• _YOUR INSTRUCTIONS_
Using the data below, repeat all of it precisely.

• _DATA PROVIDED_
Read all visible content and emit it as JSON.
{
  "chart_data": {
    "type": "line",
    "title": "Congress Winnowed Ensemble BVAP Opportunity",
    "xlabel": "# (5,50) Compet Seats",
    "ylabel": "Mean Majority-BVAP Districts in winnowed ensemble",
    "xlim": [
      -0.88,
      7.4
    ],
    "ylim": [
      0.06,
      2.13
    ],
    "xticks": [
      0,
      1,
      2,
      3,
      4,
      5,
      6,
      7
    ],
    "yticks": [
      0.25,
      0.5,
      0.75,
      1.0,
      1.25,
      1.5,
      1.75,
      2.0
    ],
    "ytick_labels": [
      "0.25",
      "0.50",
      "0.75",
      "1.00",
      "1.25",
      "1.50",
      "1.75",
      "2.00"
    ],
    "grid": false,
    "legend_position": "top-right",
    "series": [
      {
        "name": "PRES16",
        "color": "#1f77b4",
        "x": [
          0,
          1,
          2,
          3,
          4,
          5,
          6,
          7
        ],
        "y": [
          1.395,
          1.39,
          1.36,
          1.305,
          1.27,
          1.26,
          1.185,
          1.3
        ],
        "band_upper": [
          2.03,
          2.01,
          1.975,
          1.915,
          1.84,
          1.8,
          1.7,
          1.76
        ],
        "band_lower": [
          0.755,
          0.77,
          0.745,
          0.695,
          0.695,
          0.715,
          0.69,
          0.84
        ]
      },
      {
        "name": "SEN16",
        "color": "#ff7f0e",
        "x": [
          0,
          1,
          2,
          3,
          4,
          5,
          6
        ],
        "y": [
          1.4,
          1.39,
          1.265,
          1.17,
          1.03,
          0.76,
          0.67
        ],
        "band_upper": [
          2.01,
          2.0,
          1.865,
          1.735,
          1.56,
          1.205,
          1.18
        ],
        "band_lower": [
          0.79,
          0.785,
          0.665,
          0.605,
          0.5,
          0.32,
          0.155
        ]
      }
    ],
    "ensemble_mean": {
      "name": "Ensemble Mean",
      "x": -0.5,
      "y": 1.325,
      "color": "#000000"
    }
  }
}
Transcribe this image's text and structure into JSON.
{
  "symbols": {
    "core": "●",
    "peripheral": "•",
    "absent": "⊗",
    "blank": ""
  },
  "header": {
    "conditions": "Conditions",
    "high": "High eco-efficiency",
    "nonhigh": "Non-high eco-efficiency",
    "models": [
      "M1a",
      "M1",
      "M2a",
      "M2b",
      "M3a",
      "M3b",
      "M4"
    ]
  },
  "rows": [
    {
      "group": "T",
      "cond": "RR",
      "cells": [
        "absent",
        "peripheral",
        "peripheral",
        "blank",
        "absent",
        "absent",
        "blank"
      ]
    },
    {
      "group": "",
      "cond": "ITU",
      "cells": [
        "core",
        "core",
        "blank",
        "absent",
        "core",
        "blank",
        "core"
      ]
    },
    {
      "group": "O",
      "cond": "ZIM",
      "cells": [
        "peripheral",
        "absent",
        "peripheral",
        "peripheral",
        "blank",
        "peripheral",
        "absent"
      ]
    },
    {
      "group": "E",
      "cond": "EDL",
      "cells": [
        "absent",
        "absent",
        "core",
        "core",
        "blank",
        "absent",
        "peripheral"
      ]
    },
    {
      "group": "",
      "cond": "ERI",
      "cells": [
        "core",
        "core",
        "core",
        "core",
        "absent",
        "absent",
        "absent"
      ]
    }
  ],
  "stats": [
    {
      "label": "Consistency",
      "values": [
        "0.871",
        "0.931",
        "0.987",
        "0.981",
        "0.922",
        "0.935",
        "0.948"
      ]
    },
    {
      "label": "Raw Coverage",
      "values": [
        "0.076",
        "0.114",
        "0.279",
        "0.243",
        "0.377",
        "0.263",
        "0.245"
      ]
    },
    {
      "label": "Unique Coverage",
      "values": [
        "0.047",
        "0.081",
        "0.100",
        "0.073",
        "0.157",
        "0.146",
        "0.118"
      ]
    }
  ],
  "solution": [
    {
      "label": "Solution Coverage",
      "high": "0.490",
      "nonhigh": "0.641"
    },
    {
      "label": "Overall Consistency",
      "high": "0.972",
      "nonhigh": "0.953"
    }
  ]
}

• _SOLUTION TO THE PROBLEM_
Read all visible content and emit it as JSON.
{
  "chart_data": {
    "type": "line",
    "title": "Congress Winnowed Ensemble BVAP Opportunity",
    "xlabel": "# (5,50) Compet Seats",
    "ylabel": "Mean Majority-BVAP Districts in winnowed ensemble",
    "xlim": [
      -0.88,
      7.4
    ],
    "ylim": [
      0.06,
      2.13
    ],
    "xticks": [
      0,
      1,
      2,
      3,
      4,
      5,
      6,
      7
    ],
    "yticks": [
      0.25,
      0.5,
      0.75,
      1.0,
      1.25,
      1.5,
      1.75,
      2.0
    ],
    "ytick_labels": [
      "0.25",
      "0.50",
      "0.75",
      "1.00",
      "1.25",
      "1.50",
      "1.75",
      "2.00"
    ],
    "grid": false,
    "legend_position": "top-right",
    "series": [
      {
        "name": "PRES16",
        "color": "#1f77b4",
        "x": [
          0,
          1,
          2,
          3,
          4,
          5,
          6,
          7
        ],
        "y": [
          1.395,
          1.39,
          1.36,
          1.305,
          1.27,
          1.26,
          1.185,
          1.3
        ],
        "band_upper": [
          2.03,
          2.01,
          1.975,
          1.915,
          1.84,
          1.8,
          1.7,
          1.76
        ],
        "band_lower": [
          0.755,
          0.77,
          0.745,
          0.695,
          0.695,
          0.715,
          0.69,
          0.84
        ]
      },
      {
        "name": "SEN16",
        "color": "#ff7f0e",
        "x": [
          0,
          1,
          2,
          3,
          4,
          5,
          6
        ],
        "y": [
          1.4,
          1.39,
          1.265,
          1.17,
          1.03,
          0.76,
          0.67
        ],
        "band_upper": [
          2.01,
          2.0,
          1.865,
          1.735,
          1.56,
          1.205,
          1.18
        ],
        "band_lower": [
          0.79,
          0.785,
          0.665,
          0.605,
          0.5,
          0.32,
          0.155
        ]
      }
    ],
    "ensemble_mean": {
      "name": "Ensemble Mean",
      "x": -0.5,
      "y": 1.325,
      "color": "#000000"
    }
  }
}
Transcribe this image's text and structure into JSON.
{
  "symbols": {
    "core": "●",
    "peripheral": "•",
    "absent": "⊗",
    "blank": ""
  },
  "header": {
    "conditions": "Conditions",
    "high": "High eco-efficiency",
    "nonhigh": "Non-high eco-efficiency",
    "models": [
      "M1a",
      "M1",
      "M2a",
      "M2b",
      "M3a",
      "M3b",
      "M4"
    ]
  },
  "rows": [
    {
      "group": "T",
      "cond": "RR",
      "cells": [
        "absent",
        "peripheral",
        "peripheral",
        "blank",
        "absent",
        "absent",
        "blank"
      ]
    },
    {
      "group": "",
      "cond": "ITU",
      "cells": [
        "core",
        "core",
        "blank",
        "absent",
        "core",
        "blank",
        "core"
      ]
    },
    {
      "group": "O",
      "cond": "ZIM",
      "cells": [
        "peripheral",
        "absent",
        "peripheral",
        "peripheral",
        "blank",
        "peripheral",
        "absent"
      ]
    },
    {
      "group": "E",
      "cond": "EDL",
      "cells": [
        "absent",
        "absent",
        "core",
        "core",
        "blank",
        "absent",
        "peripheral"
      ]
    },
    {
      "group": "",
      "cond": "ERI",
      "cells": [
        "core",
        "core",
        "core",
        "core",
        "absent",
        "absent",
        "absent"
      ]
    }
  ],
  "stats": [
    {
      "label": "Consistency",
      "values": [
        "0.871",
        "0.931",
        "0.987",
        "0.981",
        "0.922",
        "0.935",
        "0.948"
      ]
    },
    {
      "label": "Raw Coverage",
      "values": [
        "0.076",
        "0.114",
        "0.279",
        "0.243",
        "0.377",
        "0.263",
        "0.245"
      ]
    },
    {
      "label": "Unique Coverage",
      "values": [
        "0.047",
        "0.081",
        "0.100",
        "0.073",
        "0.157",
        "0.146",
        "0.118"
      ]
    }
  ],
  "solution": [
    {
      "label": "Solution Coverage",
      "high": "0.490",
      "nonhigh": "0.641"
    },
    {
      "label": "Overall Consistency",
      "high": "0.972",
      "nonhigh": "0.953"
    }
  ]
}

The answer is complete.